Description of the task: Write out every line of the records below with no changes at all.

Records from a dataset:

==*==

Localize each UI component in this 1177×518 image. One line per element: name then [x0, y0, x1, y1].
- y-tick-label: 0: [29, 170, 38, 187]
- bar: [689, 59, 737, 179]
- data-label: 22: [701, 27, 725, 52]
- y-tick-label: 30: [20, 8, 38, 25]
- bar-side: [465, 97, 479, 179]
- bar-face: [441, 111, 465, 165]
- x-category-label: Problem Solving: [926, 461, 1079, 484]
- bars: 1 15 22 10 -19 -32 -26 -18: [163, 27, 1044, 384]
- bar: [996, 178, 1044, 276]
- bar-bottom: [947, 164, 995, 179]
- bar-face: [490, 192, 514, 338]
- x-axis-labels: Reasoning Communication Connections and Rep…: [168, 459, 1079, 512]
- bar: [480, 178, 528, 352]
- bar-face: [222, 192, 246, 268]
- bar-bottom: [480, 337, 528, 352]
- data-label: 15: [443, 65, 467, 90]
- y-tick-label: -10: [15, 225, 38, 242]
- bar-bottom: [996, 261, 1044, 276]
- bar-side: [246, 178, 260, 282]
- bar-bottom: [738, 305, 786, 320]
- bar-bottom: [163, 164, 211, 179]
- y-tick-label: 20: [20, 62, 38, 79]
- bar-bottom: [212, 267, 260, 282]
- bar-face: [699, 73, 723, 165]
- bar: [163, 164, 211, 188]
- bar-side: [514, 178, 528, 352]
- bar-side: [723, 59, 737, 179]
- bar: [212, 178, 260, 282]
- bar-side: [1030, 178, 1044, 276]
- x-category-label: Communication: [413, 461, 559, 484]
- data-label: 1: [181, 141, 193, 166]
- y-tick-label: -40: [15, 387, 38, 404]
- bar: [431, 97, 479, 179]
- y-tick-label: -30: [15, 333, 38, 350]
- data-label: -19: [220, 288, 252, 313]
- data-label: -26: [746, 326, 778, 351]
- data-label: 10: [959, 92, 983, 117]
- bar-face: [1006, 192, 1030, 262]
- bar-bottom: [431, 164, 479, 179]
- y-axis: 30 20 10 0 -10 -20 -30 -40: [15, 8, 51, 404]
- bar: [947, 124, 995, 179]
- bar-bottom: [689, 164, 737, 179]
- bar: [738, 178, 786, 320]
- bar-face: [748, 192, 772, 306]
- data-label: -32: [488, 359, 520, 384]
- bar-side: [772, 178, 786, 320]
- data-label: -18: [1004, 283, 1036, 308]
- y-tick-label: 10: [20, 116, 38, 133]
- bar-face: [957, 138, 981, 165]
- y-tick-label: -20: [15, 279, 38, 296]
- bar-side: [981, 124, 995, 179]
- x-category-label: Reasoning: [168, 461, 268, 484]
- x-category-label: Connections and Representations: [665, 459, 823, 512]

==*==

Expected output:
Localize each UI component in this 1177×518 image. One line per element: name then [x0, y0, x1, y1].
- y-tick-label: 0: [29, 170, 38, 187]
- bar: [689, 59, 737, 179]
- data-label: 22: [701, 27, 725, 52]
- y-tick-label: 30: [20, 8, 38, 25]
- bar-side: [465, 97, 479, 179]
- bar-face: [441, 111, 465, 165]
- x-category-label: Problem Solving: [926, 461, 1079, 484]
- bars: 1 15 22 10 -19 -32 -26 -18: [163, 27, 1044, 384]
- bar: [996, 178, 1044, 276]
- bar-bottom: [947, 164, 995, 179]
- bar-face: [490, 192, 514, 338]
- x-axis-labels: Reasoning Communication Connections and Rep…: [168, 459, 1079, 512]
- bar: [480, 178, 528, 352]
- bar-face: [222, 192, 246, 268]
- bar-bottom: [480, 337, 528, 352]
- data-label: 15: [443, 65, 467, 90]
- y-tick-label: -10: [15, 225, 38, 242]
- bar-bottom: [996, 261, 1044, 276]
- bar-side: [246, 178, 260, 282]
- bar-bottom: [738, 305, 786, 320]
- bar-bottom: [163, 164, 211, 179]
- y-tick-label: 20: [20, 62, 38, 79]
- bar-bottom: [212, 267, 260, 282]
- bar-face: [699, 73, 723, 165]
- bar: [163, 164, 211, 188]
- bar-side: [514, 178, 528, 352]
- bar-side: [723, 59, 737, 179]
- bar: [212, 178, 260, 282]
- bar-side: [1030, 178, 1044, 276]
- x-category-label: Communication: [413, 461, 559, 484]
- data-label: 1: [181, 141, 193, 166]
- y-tick-label: -40: [15, 387, 38, 404]
- bar: [431, 97, 479, 179]
- y-tick-label: -30: [15, 333, 38, 350]
- data-label: -19: [220, 288, 252, 313]
- data-label: -26: [746, 326, 778, 351]
- data-label: 10: [959, 92, 983, 117]
- bar-face: [1006, 192, 1030, 262]
- bar-bottom: [431, 164, 479, 179]
- y-axis: 30 20 10 0 -10 -20 -30 -40: [15, 8, 51, 404]
- bar: [947, 124, 995, 179]
- bar-bottom: [689, 164, 737, 179]
- bar: [738, 178, 786, 320]
- bar-face: [748, 192, 772, 306]
- data-label: -32: [488, 359, 520, 384]
- bar-side: [772, 178, 786, 320]
- data-label: -18: [1004, 283, 1036, 308]
- y-tick-label: 10: [20, 116, 38, 133]
- bar-face: [957, 138, 981, 165]
- y-tick-label: -20: [15, 279, 38, 296]
- bar-side: [981, 124, 995, 179]
- x-category-label: Reasoning: [168, 461, 268, 484]
- x-category-label: Connections and Representations: [665, 459, 823, 512]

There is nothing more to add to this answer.